■ SET PROBLEM
Return every line below as is, leaving out the pictures.

■ DATASET RECORDS
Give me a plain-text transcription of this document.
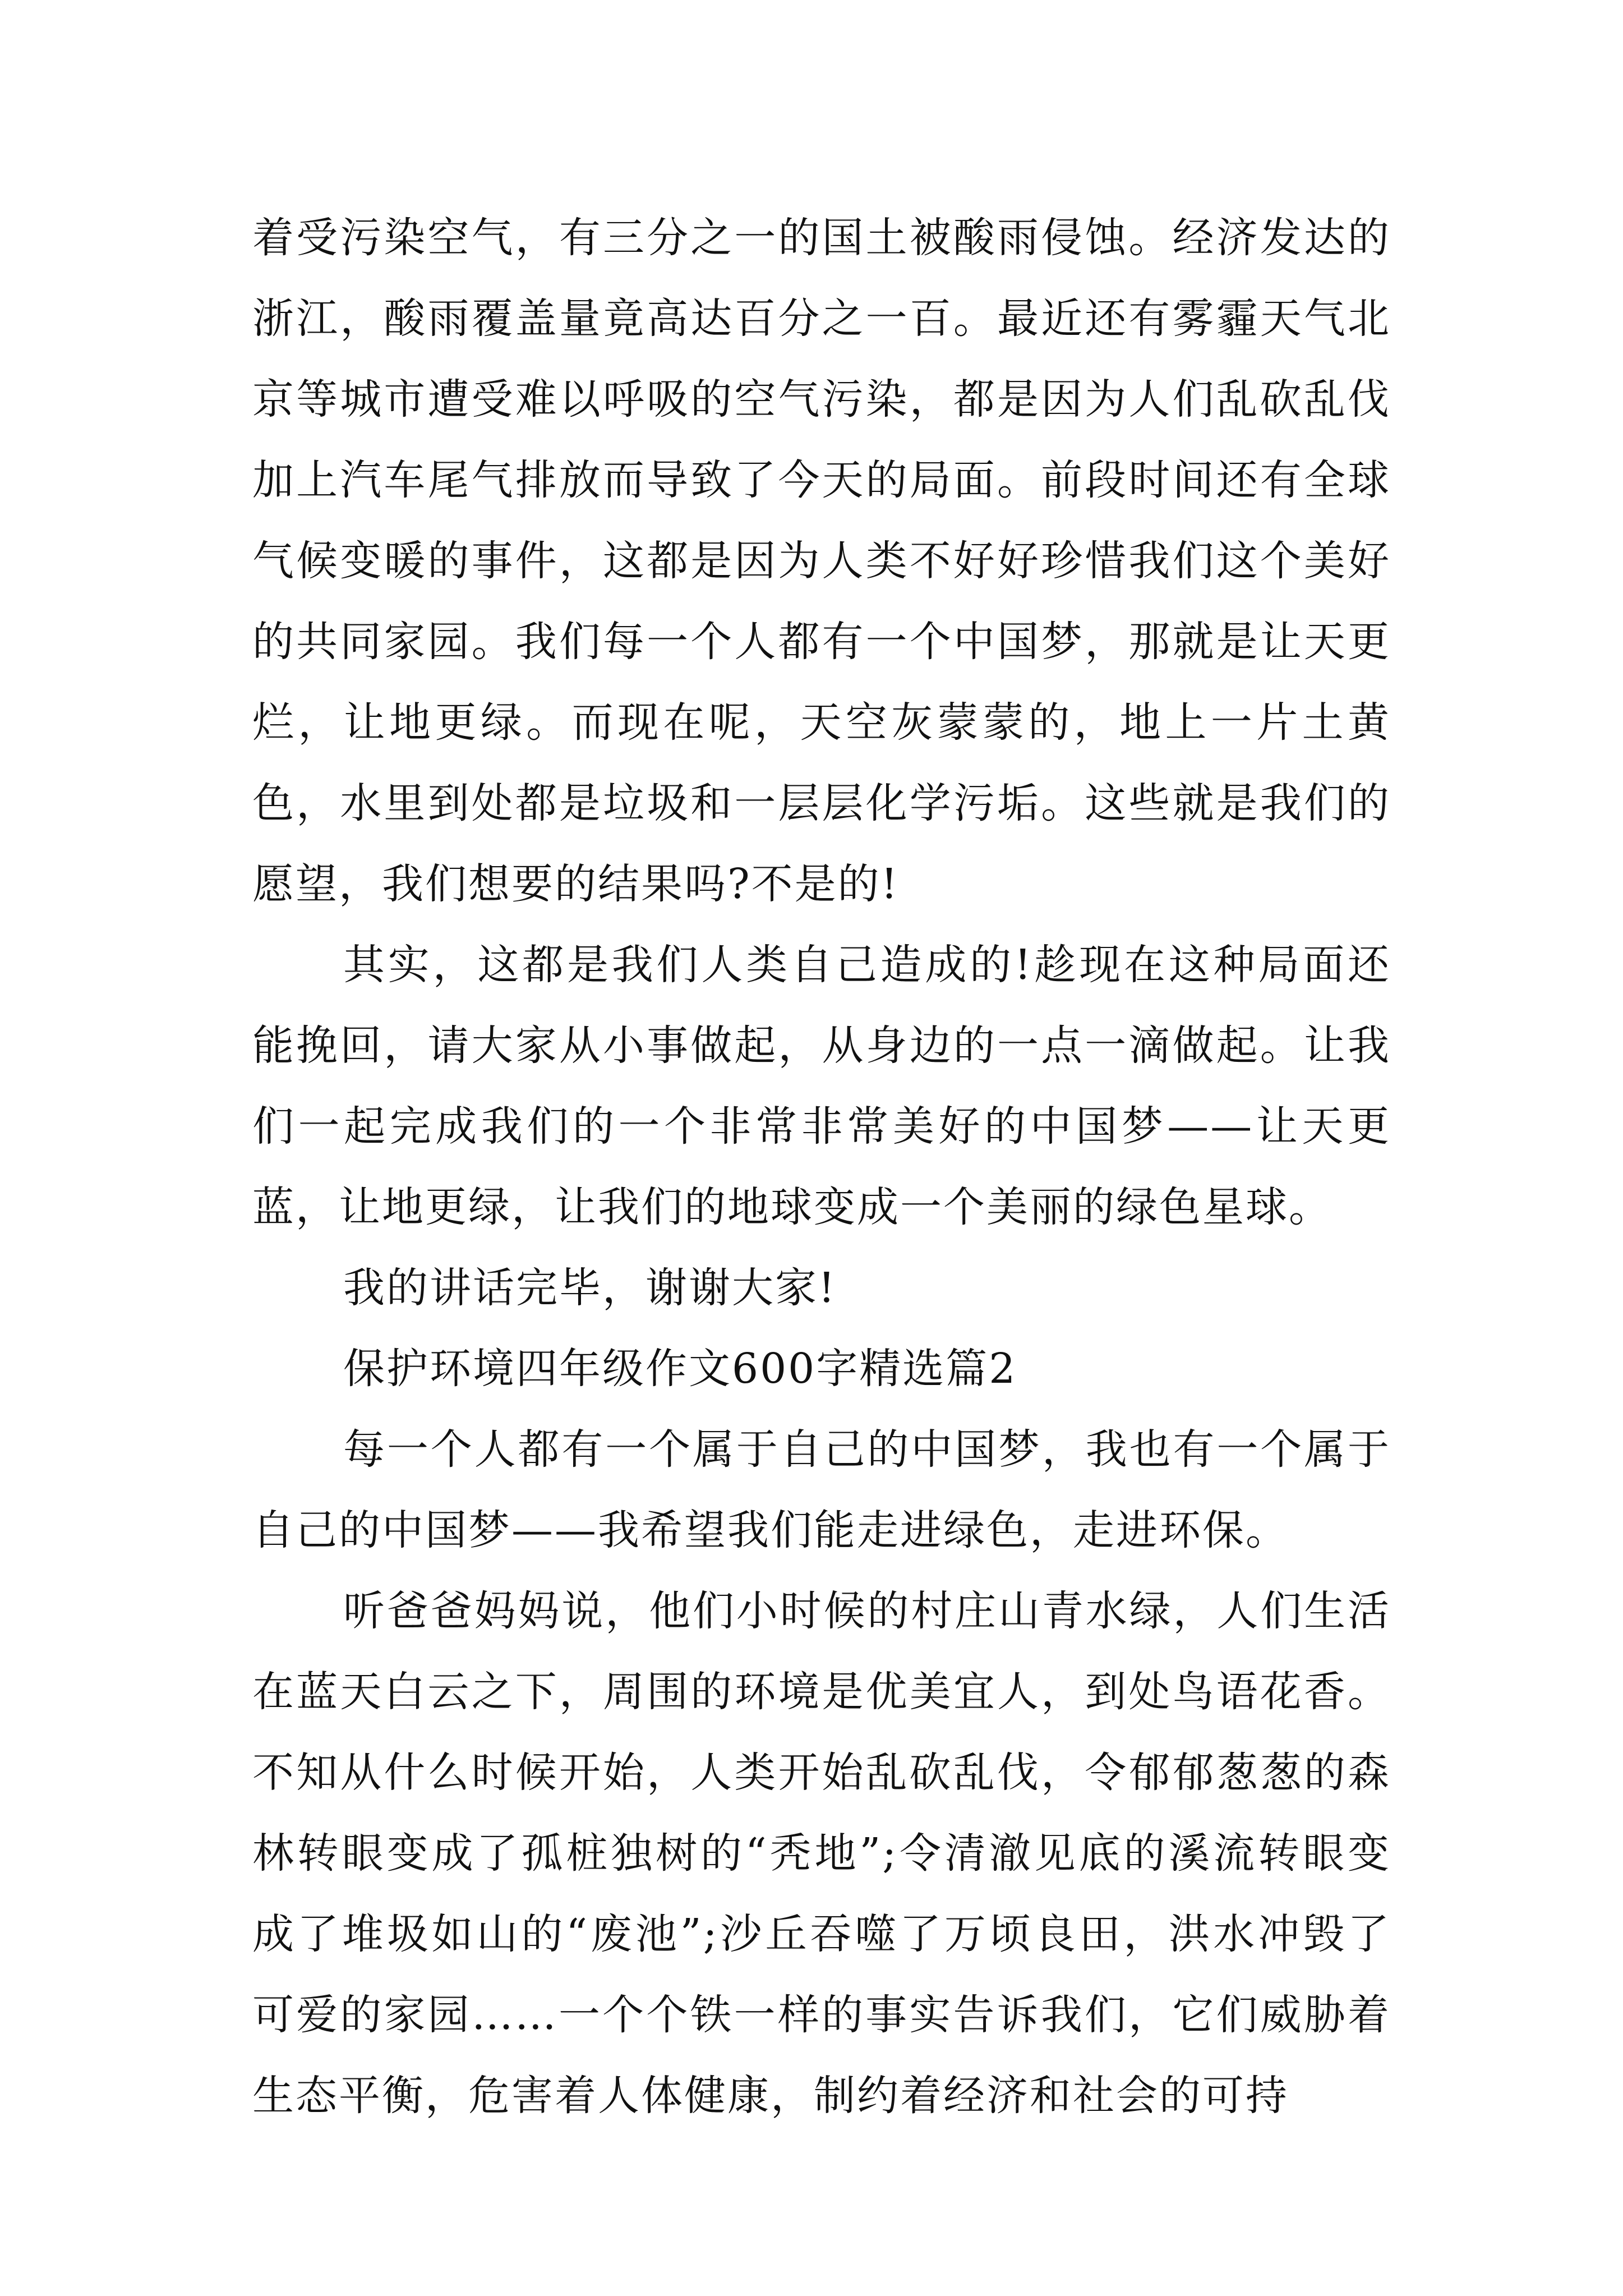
着受污染空气，有三分之一的国土被酸雨侵蚀。经济发达的浙江，酸雨覆盖量竟高达百分之一百。最近还有雾霾天气北京等城市遭受难以呼吸的空气污染，都是因为人们乱砍乱伐加上汽车尾气排放而导致了今天的局面。前段时间还有全球气候变暖的事件，这都是因为人类不好好珍惜我们这个美好的共同家园。我们每一个人都有一个中国梦，那就是让天更烂，让地更绿。而现在呢，天空灰蒙蒙的，地上一片土黄色，水里到处都是垃圾和一层层化学污垢。这些就是我们的愿望，我们想要的结果吗?不是的!

其实，这都是我们人类自己造成的!趁现在这种局面还能挽回，请大家从小事做起，从身边的一点一滴做起。让我们一起完成我们的一个非常非常美好的中国梦——让天更蓝，让地更绿，让我们的地球变成一个美丽的绿色星球。

我的讲话完毕，谢谢大家!

保护环境四年级作文600字精选篇2

每一个人都有一个属于自己的中国梦，我也有一个属于自己的中国梦——我希望我们能走进绿色，走进环保。

听爸爸妈妈说，他们小时候的村庄山青水绿，人们生活在蓝天白云之下，周围的环境是优美宜人，到处鸟语花香。不知从什么时候开始，人类开始乱砍乱伐，令郁郁葱葱的森林转眼变成了孤桩独树的“秃地”;令清澈见底的溪流转眼变成了堆圾如山的“废池”;沙丘吞噬了万顷良田，洪水冲毁了可爱的家园……一个个铁一样的事实告诉我们，它们威胁着生态平衡，危害着人体健康，制约着经济和社会的可持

■ REPLY TO THE TASK
Give me a plain-text transcription of this document.
着受污染空气，有三分之一的国土被酸雨侵蚀。经济发达的浙江，酸雨覆盖量竟高达百分之一百。最近还有雾霾天气北京等城市遭受难以呼吸的空气污染，都是因为人们乱砍乱伐加上汽车尾气排放而导致了今天的局面。前段时间还有全球气候变暖的事件，这都是因为人类不好好珍惜我们这个美好的共同家园。我们每一个人都有一个中国梦，那就是让天更烂，让地更绿。而现在呢，天空灰蒙蒙的，地上一片土黄色，水里到处都是垃圾和一层层化学污垢。这些就是我们的愿望，我们想要的结果吗?不是的!

其实，这都是我们人类自己造成的!趁现在这种局面还能挽回，请大家从小事做起，从身边的一点一滴做起。让我们一起完成我们的一个非常非常美好的中国梦——让天更蓝，让地更绿，让我们的地球变成一个美丽的绿色星球。

我的讲话完毕，谢谢大家!

保护环境四年级作文600字精选篇2

每一个人都有一个属于自己的中国梦，我也有一个属于自己的中国梦——我希望我们能走进绿色，走进环保。

听爸爸妈妈说，他们小时候的村庄山青水绿，人们生活在蓝天白云之下，周围的环境是优美宜人，到处鸟语花香。不知从什么时候开始，人类开始乱砍乱伐，令郁郁葱葱的森林转眼变成了孤桩独树的“秃地”;令清澈见底的溪流转眼变成了堆圾如山的“废池”;沙丘吞噬了万顷良田，洪水冲毁了可爱的家园……一个个铁一样的事实告诉我们，它们威胁着生态平衡，危害着人体健康，制约着经济和社会的可持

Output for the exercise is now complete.